Copy every line of the items below, including the instruction lines, and multiply each box coordinate in the answers by 0.5, rounding to whole numbers with halves rounded up. Leave all other numbers, such as those in the instruction lines and their format patterns, unchanged.

_ _ _

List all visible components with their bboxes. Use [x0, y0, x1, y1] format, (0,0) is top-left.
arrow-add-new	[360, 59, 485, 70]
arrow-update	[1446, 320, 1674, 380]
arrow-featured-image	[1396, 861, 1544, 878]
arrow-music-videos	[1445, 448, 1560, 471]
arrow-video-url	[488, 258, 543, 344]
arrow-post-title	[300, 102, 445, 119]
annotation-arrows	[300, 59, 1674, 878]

_ _ _

* ANSWER BELOW
List all visible components with their bboxes. Use [x0, y0, x1, y1] format, (0,0) is top-left.
arrow-add-new	[180, 30, 243, 35]
arrow-update	[723, 160, 837, 190]
arrow-featured-image	[698, 431, 772, 439]
arrow-music-videos	[723, 224, 780, 236]
arrow-video-url	[244, 129, 272, 172]
arrow-post-title	[150, 51, 223, 60]
annotation-arrows	[150, 30, 837, 439]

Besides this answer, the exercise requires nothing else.